═══ Texte extrait ═══
Les Anglais et les Américains apportaient aussi en Italie des sucres de la Jamaïque, de la Havane, du Brésil, et des Indes directement: ce négociant s'étendit beaucoup sur ce genre de commerce; et tout ce qu'il me dit me fut ensuite confirmé dans un séjour que je fis à Livourne, cette même année.

Toutes ces notions me servirent long-temps après, en 1828, pour réfuter des assertions erronées sur nos colonies, et les défendre contre la mode introduite dans nos assemblées, d'attaquer sans cesse les colonies, sans les connaître, avec

un ̈acharnement qu'on croirait inspiré par les intérêts de nos rivaux, si l'on ne connaissait pas la profonde ignorance qui toujours a jeté nos assemblées dans un incurable aveuglement sur les intérêts de notre commerce maritime.
═══
Objectif de l'exercice -> D'où viennent les sucres que, selon l'extrait sur le commerce maritime, les Anglais et les Américains apportaient en Italie ? Citez toutes les provenances. Le matériel ci-dessous ne joue aucun rôle dans cet exercice.
═══ Entrées ═══
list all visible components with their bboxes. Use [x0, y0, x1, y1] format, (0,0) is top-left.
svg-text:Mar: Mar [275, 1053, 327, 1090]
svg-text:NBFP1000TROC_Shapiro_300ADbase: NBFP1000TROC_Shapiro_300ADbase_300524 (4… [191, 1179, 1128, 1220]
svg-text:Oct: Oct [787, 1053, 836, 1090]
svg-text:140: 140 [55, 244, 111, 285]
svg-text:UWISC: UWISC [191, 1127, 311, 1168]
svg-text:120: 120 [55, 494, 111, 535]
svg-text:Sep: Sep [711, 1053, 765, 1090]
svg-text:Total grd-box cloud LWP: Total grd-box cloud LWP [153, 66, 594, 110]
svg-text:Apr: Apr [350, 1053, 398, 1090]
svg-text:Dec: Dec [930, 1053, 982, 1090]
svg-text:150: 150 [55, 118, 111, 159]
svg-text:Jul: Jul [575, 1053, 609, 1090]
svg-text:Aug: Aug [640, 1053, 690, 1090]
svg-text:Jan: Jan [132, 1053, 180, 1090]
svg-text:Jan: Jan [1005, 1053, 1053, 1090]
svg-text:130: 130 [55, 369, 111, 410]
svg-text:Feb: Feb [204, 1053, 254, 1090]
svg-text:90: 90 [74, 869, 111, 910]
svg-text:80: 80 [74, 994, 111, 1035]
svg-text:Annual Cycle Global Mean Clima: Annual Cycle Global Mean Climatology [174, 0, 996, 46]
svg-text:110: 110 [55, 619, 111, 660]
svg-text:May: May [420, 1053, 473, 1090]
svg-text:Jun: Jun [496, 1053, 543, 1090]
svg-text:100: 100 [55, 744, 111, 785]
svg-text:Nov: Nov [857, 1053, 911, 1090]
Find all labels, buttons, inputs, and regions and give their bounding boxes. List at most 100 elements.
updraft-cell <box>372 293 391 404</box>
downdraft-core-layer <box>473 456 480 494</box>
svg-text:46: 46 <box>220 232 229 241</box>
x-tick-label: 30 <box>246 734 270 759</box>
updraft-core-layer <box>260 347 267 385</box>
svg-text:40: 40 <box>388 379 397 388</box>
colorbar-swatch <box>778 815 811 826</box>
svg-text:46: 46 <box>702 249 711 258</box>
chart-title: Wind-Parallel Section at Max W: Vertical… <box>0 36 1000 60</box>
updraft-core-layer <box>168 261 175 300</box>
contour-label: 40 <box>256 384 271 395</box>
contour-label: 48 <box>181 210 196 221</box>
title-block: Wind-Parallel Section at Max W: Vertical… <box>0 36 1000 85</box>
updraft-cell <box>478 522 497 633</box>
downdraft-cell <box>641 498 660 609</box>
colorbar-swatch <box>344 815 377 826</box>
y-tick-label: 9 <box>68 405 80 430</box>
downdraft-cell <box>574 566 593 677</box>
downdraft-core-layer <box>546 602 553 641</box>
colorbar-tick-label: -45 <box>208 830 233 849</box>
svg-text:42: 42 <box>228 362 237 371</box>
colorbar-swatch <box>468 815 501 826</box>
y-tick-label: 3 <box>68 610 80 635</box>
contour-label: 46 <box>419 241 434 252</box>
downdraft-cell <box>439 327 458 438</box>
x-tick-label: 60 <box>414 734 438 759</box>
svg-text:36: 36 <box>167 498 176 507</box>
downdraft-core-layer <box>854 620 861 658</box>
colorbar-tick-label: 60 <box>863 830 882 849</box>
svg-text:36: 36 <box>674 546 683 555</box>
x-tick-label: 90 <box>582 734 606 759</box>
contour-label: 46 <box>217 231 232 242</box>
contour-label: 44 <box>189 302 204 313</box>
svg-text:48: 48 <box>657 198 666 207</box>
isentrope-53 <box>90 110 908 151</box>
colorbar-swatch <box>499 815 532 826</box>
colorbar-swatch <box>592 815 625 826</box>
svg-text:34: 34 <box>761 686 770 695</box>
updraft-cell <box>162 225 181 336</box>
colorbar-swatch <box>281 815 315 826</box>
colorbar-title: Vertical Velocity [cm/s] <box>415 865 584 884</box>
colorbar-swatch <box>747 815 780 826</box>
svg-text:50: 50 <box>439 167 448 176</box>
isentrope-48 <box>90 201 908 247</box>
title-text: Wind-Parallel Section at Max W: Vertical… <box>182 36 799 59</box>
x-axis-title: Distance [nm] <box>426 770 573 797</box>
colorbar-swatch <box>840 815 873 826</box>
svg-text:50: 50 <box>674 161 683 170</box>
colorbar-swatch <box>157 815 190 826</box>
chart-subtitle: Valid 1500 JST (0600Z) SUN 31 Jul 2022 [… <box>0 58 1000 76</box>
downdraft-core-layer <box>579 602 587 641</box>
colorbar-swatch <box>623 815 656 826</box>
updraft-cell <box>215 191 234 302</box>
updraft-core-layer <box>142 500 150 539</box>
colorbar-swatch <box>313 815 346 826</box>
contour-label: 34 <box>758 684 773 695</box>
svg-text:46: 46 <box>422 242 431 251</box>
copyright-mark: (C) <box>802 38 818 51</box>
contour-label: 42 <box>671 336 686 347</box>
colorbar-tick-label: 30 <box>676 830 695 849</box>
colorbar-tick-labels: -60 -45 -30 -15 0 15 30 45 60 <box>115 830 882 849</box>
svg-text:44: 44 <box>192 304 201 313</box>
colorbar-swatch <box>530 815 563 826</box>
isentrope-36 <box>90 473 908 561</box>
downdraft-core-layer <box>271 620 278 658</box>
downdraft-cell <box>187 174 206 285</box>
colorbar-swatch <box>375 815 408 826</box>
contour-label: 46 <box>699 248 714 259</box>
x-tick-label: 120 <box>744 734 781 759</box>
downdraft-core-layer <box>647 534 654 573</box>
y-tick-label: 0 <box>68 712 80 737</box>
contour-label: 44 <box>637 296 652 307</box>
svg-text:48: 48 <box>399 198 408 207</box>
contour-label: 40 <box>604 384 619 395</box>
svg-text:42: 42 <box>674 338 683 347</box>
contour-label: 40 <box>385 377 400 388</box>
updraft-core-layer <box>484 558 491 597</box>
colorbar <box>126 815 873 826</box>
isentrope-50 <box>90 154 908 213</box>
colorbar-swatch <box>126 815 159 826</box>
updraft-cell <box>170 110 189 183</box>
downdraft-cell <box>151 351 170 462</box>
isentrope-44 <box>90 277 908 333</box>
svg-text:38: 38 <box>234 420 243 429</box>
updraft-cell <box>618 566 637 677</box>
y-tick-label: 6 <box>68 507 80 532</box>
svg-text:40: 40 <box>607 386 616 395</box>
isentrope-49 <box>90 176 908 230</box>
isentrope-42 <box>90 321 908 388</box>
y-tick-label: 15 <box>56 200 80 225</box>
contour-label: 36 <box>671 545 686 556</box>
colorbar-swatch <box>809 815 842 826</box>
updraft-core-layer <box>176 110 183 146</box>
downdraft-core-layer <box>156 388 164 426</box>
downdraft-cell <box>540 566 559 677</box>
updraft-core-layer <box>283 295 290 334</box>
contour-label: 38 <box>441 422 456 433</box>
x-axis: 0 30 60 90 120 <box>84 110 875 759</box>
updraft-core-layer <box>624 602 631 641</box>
═══
Résultat -> La Jamaïque, la Havane, le Brésil et les Indes.